[Layout coordinate data]
▼

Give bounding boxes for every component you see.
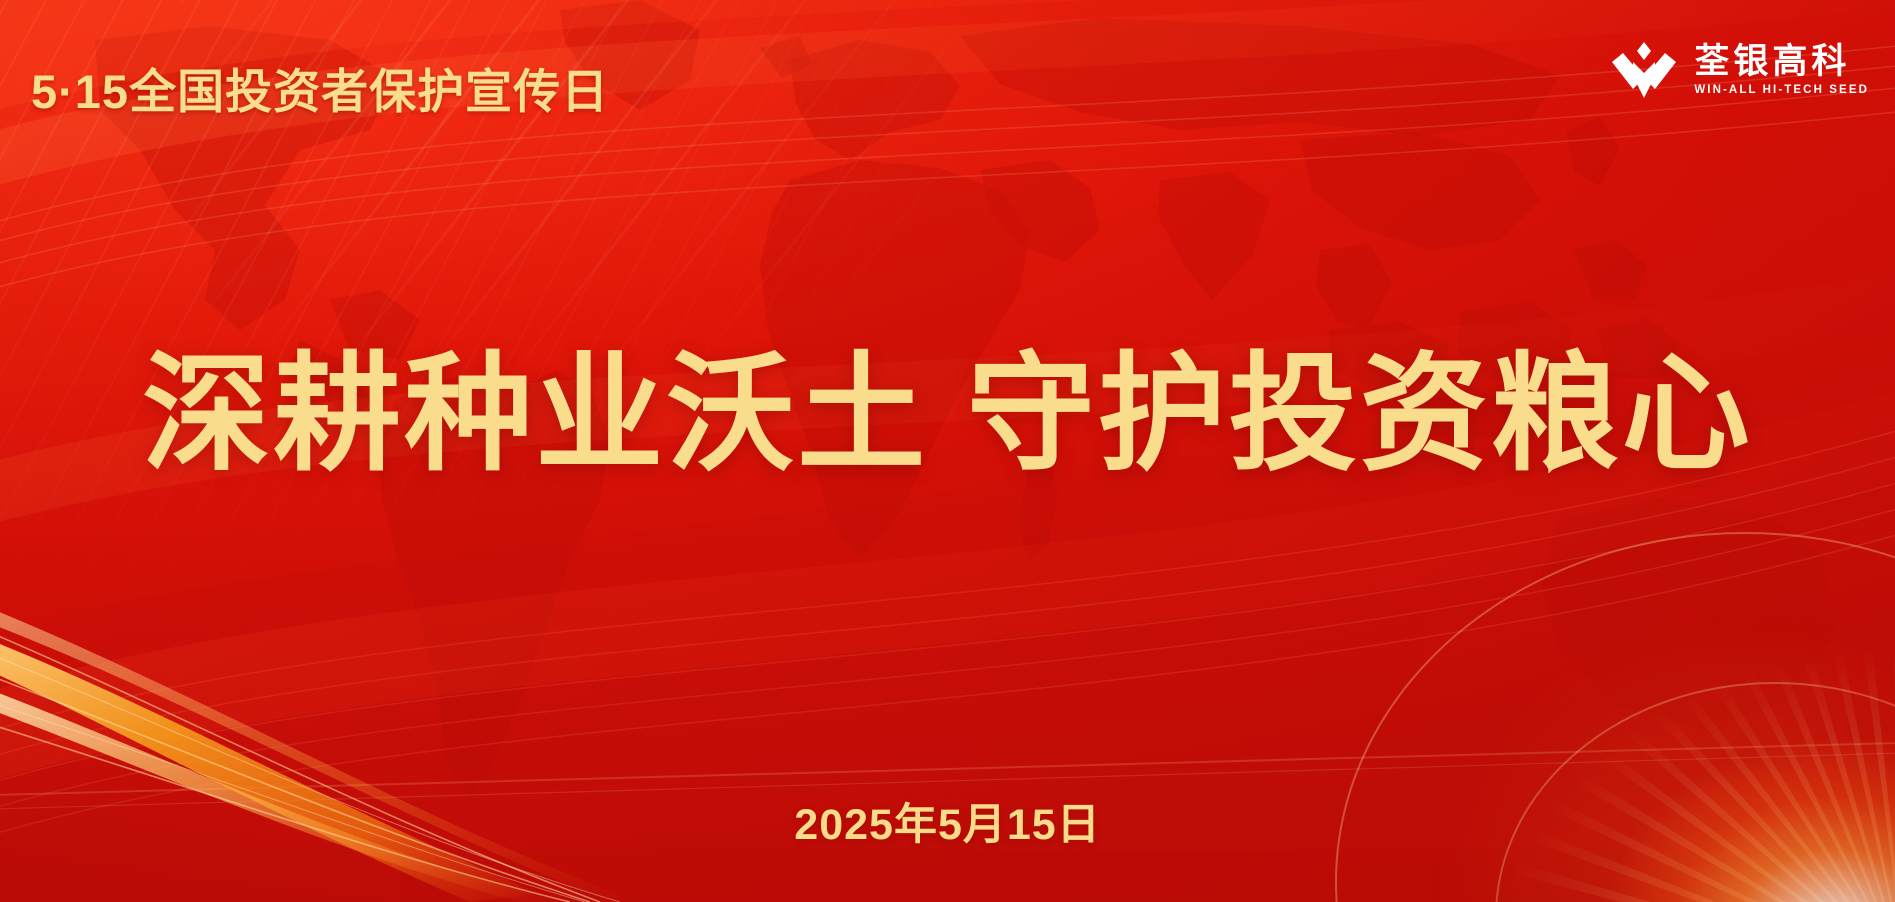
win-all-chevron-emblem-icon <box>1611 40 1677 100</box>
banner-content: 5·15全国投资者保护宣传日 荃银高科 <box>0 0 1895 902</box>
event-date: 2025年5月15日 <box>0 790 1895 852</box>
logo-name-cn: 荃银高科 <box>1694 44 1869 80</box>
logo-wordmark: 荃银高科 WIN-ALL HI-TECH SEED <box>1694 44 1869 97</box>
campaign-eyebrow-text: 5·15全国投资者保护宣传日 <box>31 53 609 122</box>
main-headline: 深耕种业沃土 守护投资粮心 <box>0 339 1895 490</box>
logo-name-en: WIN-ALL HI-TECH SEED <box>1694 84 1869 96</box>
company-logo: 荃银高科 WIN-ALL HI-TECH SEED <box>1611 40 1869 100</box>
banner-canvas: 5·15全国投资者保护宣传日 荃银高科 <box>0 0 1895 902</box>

▲
▼

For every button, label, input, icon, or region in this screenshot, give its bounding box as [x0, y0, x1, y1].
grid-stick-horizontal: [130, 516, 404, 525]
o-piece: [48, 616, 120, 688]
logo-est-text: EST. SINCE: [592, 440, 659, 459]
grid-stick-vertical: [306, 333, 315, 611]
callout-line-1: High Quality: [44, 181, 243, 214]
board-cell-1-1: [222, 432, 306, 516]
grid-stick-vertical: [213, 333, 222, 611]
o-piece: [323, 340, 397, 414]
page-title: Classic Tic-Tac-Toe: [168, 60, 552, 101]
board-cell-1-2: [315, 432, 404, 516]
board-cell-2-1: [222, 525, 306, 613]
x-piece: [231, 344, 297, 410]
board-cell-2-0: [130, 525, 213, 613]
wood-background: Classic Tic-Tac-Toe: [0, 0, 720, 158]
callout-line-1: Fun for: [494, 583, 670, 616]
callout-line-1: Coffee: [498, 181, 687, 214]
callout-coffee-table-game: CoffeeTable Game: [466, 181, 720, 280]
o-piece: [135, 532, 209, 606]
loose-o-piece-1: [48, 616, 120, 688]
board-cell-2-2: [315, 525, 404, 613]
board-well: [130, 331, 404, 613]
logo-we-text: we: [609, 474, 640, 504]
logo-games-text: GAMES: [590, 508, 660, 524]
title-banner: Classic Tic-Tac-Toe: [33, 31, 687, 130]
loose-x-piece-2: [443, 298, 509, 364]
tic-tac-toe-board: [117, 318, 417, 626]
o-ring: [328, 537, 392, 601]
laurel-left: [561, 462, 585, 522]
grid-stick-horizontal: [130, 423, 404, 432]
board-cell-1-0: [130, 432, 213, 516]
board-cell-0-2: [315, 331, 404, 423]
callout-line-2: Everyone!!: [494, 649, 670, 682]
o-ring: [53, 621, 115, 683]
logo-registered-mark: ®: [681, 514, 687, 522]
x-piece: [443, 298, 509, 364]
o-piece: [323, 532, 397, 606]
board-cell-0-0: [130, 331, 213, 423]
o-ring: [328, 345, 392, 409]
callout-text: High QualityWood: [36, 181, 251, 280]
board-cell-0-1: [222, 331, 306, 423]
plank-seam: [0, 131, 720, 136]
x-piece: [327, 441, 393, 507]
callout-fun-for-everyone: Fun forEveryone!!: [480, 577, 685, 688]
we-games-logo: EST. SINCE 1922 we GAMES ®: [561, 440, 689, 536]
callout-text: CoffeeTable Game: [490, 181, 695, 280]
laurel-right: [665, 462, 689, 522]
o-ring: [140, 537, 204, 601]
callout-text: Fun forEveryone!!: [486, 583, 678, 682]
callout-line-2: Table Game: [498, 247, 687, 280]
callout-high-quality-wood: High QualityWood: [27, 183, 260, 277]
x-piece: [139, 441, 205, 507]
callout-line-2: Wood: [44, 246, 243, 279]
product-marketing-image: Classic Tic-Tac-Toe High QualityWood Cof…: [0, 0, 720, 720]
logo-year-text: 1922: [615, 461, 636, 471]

▲
▼

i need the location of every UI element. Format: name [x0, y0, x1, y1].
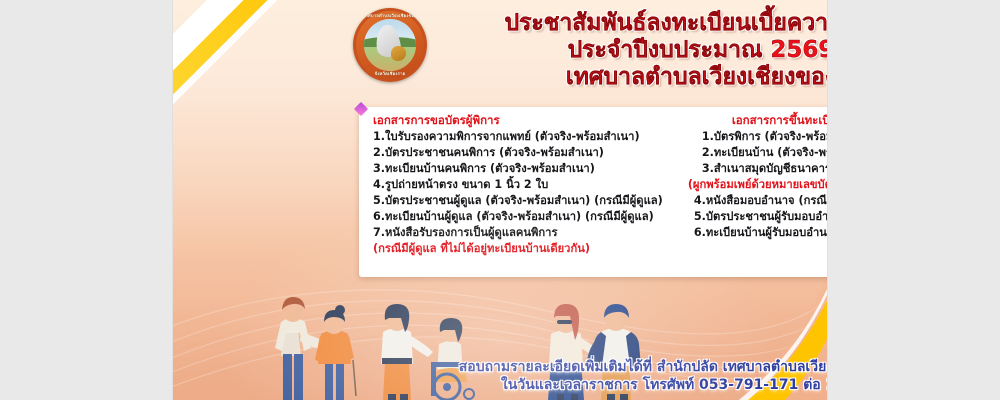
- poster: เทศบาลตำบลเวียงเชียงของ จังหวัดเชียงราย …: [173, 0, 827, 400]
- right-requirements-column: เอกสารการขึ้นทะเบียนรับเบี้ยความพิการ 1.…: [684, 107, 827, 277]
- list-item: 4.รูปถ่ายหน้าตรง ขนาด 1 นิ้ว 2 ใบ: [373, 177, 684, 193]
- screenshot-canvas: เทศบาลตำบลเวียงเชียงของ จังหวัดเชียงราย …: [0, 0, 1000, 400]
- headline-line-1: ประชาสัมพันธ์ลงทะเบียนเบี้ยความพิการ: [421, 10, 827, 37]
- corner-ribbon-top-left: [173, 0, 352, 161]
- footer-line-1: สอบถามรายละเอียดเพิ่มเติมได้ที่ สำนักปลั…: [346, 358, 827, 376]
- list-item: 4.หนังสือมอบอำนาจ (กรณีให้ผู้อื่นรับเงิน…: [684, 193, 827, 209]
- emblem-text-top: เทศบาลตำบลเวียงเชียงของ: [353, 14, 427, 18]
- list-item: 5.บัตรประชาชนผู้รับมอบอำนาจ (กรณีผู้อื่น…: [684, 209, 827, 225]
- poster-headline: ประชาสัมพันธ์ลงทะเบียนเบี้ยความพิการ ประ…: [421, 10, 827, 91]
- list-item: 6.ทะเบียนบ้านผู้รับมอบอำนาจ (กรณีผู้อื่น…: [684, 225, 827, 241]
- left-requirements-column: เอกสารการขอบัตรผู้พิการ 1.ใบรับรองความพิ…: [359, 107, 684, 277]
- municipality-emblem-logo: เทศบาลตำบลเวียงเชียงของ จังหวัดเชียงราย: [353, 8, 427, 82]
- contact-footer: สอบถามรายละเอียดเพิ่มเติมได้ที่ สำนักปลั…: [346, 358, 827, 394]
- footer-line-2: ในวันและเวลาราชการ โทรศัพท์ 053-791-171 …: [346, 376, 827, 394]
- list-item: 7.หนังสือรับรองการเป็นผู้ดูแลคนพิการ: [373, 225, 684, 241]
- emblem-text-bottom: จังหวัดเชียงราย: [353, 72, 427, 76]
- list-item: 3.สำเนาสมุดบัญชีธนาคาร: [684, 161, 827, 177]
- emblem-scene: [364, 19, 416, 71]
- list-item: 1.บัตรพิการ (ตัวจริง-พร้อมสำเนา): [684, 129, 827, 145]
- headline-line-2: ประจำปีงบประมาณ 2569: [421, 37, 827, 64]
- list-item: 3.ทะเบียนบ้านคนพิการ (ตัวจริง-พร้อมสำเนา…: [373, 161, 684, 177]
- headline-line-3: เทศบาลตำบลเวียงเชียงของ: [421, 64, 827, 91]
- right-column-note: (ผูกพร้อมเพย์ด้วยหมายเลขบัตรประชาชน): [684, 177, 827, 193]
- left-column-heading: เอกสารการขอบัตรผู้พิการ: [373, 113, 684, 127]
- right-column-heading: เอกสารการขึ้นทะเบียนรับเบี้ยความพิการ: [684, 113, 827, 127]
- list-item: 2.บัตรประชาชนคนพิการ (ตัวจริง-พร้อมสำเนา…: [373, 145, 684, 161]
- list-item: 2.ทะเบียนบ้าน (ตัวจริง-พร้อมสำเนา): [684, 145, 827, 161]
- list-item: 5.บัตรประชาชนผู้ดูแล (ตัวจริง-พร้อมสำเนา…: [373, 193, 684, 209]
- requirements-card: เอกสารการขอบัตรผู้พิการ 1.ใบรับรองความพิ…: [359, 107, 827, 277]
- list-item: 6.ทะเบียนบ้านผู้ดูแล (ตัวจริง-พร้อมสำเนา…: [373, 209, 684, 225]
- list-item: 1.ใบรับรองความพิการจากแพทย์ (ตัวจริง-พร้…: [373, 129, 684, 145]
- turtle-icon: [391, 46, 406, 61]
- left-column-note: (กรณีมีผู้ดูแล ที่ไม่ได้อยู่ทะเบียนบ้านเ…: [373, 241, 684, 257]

▲

### EXERCISE DESCRIPTION
Can you write out the entries above, starting with the line containing "- poster: เทศบาลตำบลเวียงเชียงของ" and ending with the line containing "- footer-line-1: สอบถามรายละเอียดเพิ่มเติมได้ที่", but replace "corner-ribbon-top-left" with "top-left-ribbon" and leave everything else unchanged?

### COMPLETED EXERCISE
- poster: เทศบาลตำบลเวียงเชียงของ จังหวัดเชียงราย …: [173, 0, 827, 400]
- right-requirements-column: เอกสารการขึ้นทะเบียนรับเบี้ยความพิการ 1.…: [684, 107, 827, 277]
- list-item: 4.รูปถ่ายหน้าตรง ขนาด 1 นิ้ว 2 ใบ: [373, 177, 684, 193]
- screenshot-canvas: เทศบาลตำบลเวียงเชียงของ จังหวัดเชียงราย …: [0, 0, 1000, 400]
- headline-line-1: ประชาสัมพันธ์ลงทะเบียนเบี้ยความพิการ: [421, 10, 827, 37]
- top-left-ribbon: [173, 0, 352, 161]
- footer-line-1: สอบถามรายละเอียดเพิ่มเติมได้ที่ สำนักปลั…: [346, 358, 827, 376]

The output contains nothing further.